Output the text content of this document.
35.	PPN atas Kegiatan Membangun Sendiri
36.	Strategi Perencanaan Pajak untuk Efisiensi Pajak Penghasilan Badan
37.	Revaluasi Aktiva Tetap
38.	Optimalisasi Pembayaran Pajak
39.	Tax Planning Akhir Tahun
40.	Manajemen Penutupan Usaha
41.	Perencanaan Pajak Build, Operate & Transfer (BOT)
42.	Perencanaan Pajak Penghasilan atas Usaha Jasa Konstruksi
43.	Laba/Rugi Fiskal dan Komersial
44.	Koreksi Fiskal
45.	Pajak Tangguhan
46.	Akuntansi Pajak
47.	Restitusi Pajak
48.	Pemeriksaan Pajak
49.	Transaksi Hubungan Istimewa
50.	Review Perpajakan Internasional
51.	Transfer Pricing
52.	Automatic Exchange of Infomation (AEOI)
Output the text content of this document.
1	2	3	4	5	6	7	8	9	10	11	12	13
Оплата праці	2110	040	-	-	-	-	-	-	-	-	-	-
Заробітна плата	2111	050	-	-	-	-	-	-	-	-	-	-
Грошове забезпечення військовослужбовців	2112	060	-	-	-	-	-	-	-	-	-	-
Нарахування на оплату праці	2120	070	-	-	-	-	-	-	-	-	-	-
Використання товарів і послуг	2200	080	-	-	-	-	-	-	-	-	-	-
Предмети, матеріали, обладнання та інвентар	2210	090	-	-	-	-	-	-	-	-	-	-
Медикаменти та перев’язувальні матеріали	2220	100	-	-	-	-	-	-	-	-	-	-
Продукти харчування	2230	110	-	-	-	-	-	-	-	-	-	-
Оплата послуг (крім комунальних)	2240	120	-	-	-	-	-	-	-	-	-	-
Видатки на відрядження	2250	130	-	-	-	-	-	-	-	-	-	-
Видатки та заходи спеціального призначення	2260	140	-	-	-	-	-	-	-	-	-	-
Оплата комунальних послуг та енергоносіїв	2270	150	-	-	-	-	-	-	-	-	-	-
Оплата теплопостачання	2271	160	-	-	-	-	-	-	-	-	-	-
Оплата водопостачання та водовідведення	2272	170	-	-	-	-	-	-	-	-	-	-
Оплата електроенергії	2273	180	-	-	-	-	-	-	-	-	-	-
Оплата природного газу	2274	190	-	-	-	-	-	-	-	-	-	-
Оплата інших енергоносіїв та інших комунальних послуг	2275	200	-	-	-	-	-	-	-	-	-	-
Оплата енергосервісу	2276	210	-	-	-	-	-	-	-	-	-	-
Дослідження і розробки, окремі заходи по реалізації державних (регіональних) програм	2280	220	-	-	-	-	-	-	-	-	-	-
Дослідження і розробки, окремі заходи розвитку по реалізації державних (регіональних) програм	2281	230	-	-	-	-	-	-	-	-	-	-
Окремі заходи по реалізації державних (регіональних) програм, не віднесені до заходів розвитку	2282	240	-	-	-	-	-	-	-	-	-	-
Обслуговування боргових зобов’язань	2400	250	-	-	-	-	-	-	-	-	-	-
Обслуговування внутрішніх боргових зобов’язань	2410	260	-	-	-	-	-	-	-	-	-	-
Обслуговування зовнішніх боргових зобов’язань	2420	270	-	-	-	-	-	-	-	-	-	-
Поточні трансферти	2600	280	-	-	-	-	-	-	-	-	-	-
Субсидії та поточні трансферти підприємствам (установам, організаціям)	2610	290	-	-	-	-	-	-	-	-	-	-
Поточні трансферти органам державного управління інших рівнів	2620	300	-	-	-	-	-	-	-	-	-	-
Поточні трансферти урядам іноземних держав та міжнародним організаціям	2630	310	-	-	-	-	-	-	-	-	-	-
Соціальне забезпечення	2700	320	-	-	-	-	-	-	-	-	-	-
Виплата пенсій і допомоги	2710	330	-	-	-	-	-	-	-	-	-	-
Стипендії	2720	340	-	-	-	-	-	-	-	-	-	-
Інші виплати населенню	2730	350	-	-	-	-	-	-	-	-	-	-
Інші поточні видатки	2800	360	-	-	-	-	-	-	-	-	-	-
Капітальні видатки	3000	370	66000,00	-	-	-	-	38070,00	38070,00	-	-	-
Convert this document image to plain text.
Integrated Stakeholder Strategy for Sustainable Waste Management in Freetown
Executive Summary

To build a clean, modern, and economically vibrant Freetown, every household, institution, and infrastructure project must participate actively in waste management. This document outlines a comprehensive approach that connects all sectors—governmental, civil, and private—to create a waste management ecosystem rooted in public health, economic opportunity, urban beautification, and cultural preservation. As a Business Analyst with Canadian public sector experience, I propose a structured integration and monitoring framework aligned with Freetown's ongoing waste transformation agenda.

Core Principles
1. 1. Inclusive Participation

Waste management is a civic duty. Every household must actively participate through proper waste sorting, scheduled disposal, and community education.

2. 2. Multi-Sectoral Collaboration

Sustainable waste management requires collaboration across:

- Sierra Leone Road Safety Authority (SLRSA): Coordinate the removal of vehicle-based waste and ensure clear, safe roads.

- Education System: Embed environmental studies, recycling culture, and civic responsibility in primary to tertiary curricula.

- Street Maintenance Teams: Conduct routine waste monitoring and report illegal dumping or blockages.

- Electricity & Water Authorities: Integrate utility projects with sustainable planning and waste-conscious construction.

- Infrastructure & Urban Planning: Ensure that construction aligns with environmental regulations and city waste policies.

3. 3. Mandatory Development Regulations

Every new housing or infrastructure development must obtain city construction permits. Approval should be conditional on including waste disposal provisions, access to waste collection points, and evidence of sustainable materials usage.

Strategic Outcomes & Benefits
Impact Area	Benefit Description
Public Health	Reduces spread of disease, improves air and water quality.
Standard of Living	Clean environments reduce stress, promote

==========

**Your instructions:** Reproduce every record above exactly as it appears.

**Full output:**
Output the text content of this document.
35.	PPN atas Kegiatan Membangun Sendiri
36.	Strategi Perencanaan Pajak untuk Efisiensi Pajak Penghasilan Badan
37.	Revaluasi Aktiva Tetap
38.	Optimalisasi Pembayaran Pajak
39.	Tax Planning Akhir Tahun
40.	Manajemen Penutupan Usaha
41.	Perencanaan Pajak Build, Operate & Transfer (BOT)
42.	Perencanaan Pajak Penghasilan atas Usaha Jasa Konstruksi
43.	Laba/Rugi Fiskal dan Komersial
44.	Koreksi Fiskal
45.	Pajak Tangguhan
46.	Akuntansi Pajak
47.	Restitusi Pajak
48.	Pemeriksaan Pajak
49.	Transaksi Hubungan Istimewa
50.	Review Perpajakan Internasional
51.	Transfer Pricing
52.	Automatic Exchange of Infomation (AEOI)
Output the text content of this document.
1	2	3	4	5	6	7	8	9	10	11	12	13
Оплата праці	2110	040	-	-	-	-	-	-	-	-	-	-
Заробітна плата	2111	050	-	-	-	-	-	-	-	-	-	-
Грошове забезпечення військовослужбовців	2112	060	-	-	-	-	-	-	-	-	-	-
Нарахування на оплату праці	2120	070	-	-	-	-	-	-	-	-	-	-
Використання товарів і послуг	2200	080	-	-	-	-	-	-	-	-	-	-
Предмети, матеріали, обладнання та інвентар	2210	090	-	-	-	-	-	-	-	-	-	-
Медикаменти та перев’язувальні матеріали	2220	100	-	-	-	-	-	-	-	-	-	-
Продукти харчування	2230	110	-	-	-	-	-	-	-	-	-	-
Оплата послуг (крім комунальних)	2240	120	-	-	-	-	-	-	-	-	-	-
Видатки на відрядження	2250	130	-	-	-	-	-	-	-	-	-	-
Видатки та заходи спеціального призначення	2260	140	-	-	-	-	-	-	-	-	-	-
Оплата комунальних послуг та енергоносіїв	2270	150	-	-	-	-	-	-	-	-	-	-
Оплата теплопостачання	2271	160	-	-	-	-	-	-	-	-	-	-
Оплата водопостачання та водовідведення	2272	170	-	-	-	-	-	-	-	-	-	-
Оплата електроенергії	2273	180	-	-	-	-	-	-	-	-	-	-
Оплата природного газу	2274	190	-	-	-	-	-	-	-	-	-	-
Оплата інших енергоносіїв та інших комунальних послуг	2275	200	-	-	-	-	-	-	-	-	-	-
Оплата енергосервісу	2276	210	-	-	-	-	-	-	-	-	-	-
Дослідження і розробки, окремі заходи по реалізації державних (регіональних) програм	2280	220	-	-	-	-	-	-	-	-	-	-
Дослідження і розробки, окремі заходи розвитку по реалізації державних (регіональних) програм	2281	230	-	-	-	-	-	-	-	-	-	-
Окремі заходи по реалізації державних (регіональних) програм, не віднесені до заходів розвитку	2282	240	-	-	-	-	-	-	-	-	-	-
Обслуговування боргових зобов’язань	2400	250	-	-	-	-	-	-	-	-	-	-
Обслуговування внутрішніх боргових зобов’язань	2410	260	-	-	-	-	-	-	-	-	-	-
Обслуговування зовнішніх боргових зобов’язань	2420	270	-	-	-	-	-	-	-	-	-	-
Поточні трансферти	2600	280	-	-	-	-	-	-	-	-	-	-
Субсидії та поточні трансферти підприємствам (установам, організаціям)	2610	290	-	-	-	-	-	-	-	-	-	-
Поточні трансферти органам державного управління інших рівнів	2620	300	-	-	-	-	-	-	-	-	-	-
Поточні трансферти урядам іноземних держав та міжнародним організаціям	2630	310	-	-	-	-	-	-	-	-	-	-
Соціальне забезпечення	2700	320	-	-	-	-	-	-	-	-	-	-
Виплата пенсій і допомоги	2710	330	-	-	-	-	-	-	-	-	-	-
Стипендії	2720	340	-	-	-	-	-	-	-	-	-	-
Інші виплати населенню	2730	350	-	-	-	-	-	-	-	-	-	-
Інші поточні видатки	2800	360	-	-	-	-	-	-	-	-	-	-
Капітальні видатки	3000	370	66000,00	-	-	-	-	38070,00	38070,00	-	-	-
Convert this document image to plain text.
Integrated Stakeholder Strategy for Sustainable Waste Management in Freetown
Executive Summary

To build a clean, modern, and economically vibrant Freetown, every household, institution, and infrastructure project must participate actively in waste management. This document outlines a comprehensive approach that connects all sectors—governmental, civil, and private—to create a waste management ecosystem rooted in public health, economic opportunity, urban beautification, and cultural preservation. As a Business Analyst with Canadian public sector experience, I propose a structured integration and monitoring framework aligned with Freetown's ongoing waste transformation agenda.

Core Principles
1. 1. Inclusive Participation

Waste management is a civic duty. Every household must actively participate through proper waste sorting, scheduled disposal, and community education.

2. 2. Multi-Sectoral Collaboration

Sustainable waste management requires collaboration across:

- Sierra Leone Road Safety Authority (SLRSA): Coordinate the removal of vehicle-based waste and ensure clear, safe roads.

- Education System: Embed environmental studies, recycling culture, and civic responsibility in primary to tertiary curricula.

- Street Maintenance Teams: Conduct routine waste monitoring and report illegal dumping or blockages.

- Electricity & Water Authorities: Integrate utility projects with sustainable planning and waste-conscious construction.

- Infrastructure & Urban Planning: Ensure that construction aligns with environmental regulations and city waste policies.

3. 3. Mandatory Development Regulations

Every new housing or infrastructure development must obtain city construction permits. Approval should be conditional on including waste disposal provisions, access to waste collection points, and evidence of sustainable materials usage.

Strategic Outcomes & Benefits
Impact Area	Benefit Description
Public Health	Reduces spread of disease, improves air and water quality.
Standard of Living	Clean environments reduce stress, promote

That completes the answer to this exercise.